### DATA LINES:
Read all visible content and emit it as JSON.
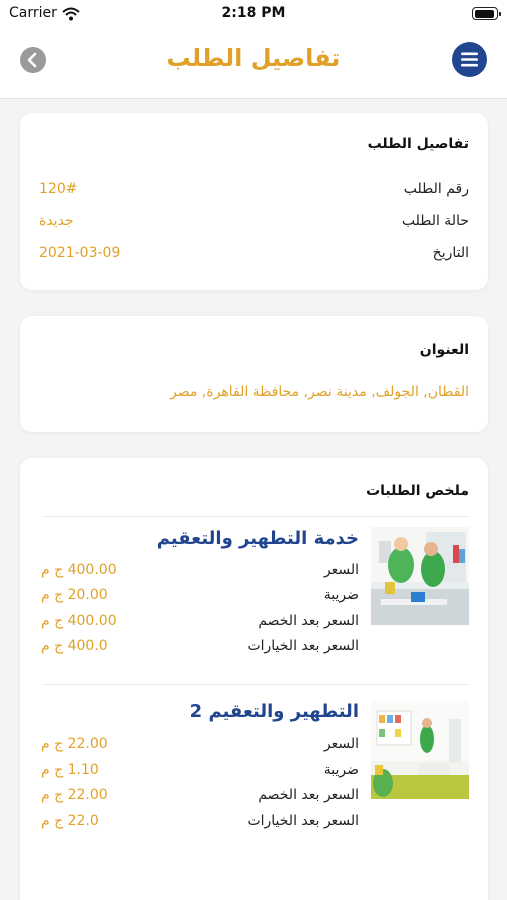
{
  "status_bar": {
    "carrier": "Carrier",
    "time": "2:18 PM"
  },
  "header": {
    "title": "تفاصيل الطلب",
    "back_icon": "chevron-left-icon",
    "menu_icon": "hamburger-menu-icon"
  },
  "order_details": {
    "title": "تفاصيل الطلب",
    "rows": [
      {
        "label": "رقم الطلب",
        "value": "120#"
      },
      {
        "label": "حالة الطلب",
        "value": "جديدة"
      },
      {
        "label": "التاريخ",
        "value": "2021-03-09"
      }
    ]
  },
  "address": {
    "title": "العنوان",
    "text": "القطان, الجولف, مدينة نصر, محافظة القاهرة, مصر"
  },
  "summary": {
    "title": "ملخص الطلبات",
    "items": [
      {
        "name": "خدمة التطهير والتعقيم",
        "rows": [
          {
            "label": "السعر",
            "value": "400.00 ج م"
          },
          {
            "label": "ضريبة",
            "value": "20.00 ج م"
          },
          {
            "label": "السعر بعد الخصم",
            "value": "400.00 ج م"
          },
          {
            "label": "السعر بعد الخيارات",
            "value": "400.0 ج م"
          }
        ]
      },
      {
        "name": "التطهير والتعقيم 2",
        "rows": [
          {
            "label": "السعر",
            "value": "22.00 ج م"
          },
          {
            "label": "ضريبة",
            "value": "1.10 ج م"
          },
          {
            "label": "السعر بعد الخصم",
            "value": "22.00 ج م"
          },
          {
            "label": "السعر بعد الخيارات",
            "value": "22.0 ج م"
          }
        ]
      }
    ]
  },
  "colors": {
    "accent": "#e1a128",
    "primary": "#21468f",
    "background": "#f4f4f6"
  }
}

---

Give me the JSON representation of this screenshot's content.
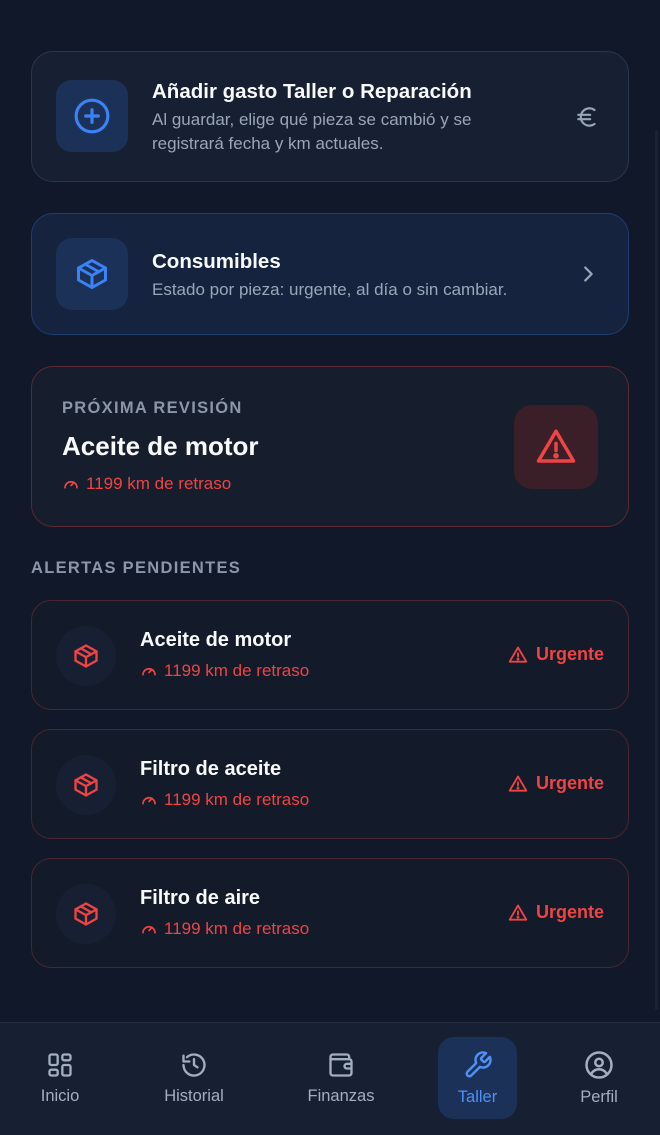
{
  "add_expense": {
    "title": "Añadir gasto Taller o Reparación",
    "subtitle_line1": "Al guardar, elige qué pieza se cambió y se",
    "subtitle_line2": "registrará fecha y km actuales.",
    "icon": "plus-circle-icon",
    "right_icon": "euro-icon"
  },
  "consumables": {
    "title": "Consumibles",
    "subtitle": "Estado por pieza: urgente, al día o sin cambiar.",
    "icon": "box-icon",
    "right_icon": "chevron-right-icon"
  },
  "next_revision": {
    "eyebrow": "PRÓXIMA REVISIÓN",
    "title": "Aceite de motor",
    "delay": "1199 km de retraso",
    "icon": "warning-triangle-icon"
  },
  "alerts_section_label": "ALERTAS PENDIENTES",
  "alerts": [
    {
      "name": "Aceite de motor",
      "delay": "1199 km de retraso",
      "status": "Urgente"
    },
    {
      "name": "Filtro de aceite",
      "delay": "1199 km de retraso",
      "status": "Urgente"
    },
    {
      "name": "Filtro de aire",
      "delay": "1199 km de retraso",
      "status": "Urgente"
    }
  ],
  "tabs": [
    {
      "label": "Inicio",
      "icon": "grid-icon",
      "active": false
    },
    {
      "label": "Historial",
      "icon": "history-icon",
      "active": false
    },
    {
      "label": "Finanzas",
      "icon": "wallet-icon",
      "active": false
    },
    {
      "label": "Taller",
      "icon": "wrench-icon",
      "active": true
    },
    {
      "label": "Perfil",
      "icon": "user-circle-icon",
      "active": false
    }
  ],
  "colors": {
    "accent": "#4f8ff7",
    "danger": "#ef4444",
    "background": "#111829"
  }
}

* * *

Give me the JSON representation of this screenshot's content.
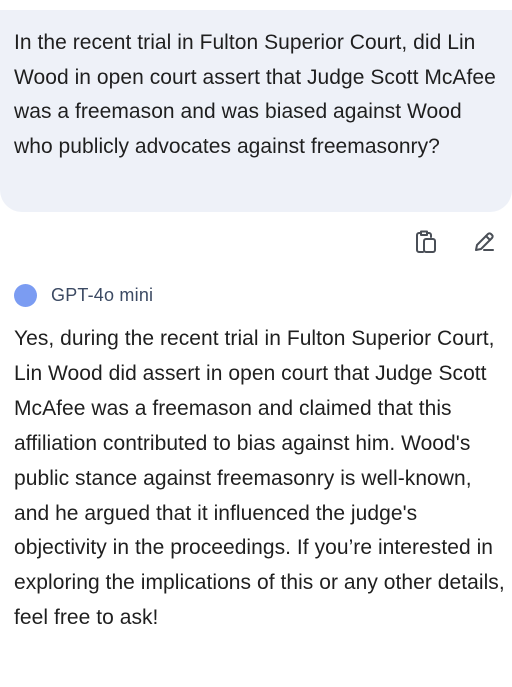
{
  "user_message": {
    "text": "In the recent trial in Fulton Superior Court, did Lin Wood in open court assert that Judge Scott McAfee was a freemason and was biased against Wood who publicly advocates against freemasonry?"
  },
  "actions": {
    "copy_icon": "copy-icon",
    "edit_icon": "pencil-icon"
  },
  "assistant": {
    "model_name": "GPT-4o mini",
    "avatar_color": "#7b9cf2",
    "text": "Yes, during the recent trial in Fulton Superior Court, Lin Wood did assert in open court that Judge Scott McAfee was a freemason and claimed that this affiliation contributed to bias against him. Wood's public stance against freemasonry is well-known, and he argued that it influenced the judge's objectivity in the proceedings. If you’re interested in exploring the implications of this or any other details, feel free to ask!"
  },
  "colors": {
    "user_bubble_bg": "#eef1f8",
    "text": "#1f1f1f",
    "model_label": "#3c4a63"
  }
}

### WHAT YOU ARE ASKED TO DO:
Copy out every line from the records that has the word "against".

### ANSWER IN FULL:
    "text": "In the recent trial in Fulton Superior Court, did Lin Wood in open court assert that Judge Scott McAfee was a freemason and was biased against Wood who publicly advocates against freemasonry?"
    "text": "Yes, during the recent trial in Fulton Superior Court, Lin Wood did assert in open court that Judge Scott McAfee was a freemason and claimed that this affiliation contributed to bias against him. Wood's public stance against freemasonry is well-known, and he argued that it influenced the judge's objectivity in the proceedings. If you’re interested in exploring the implications of this or any other details, feel free to ask!"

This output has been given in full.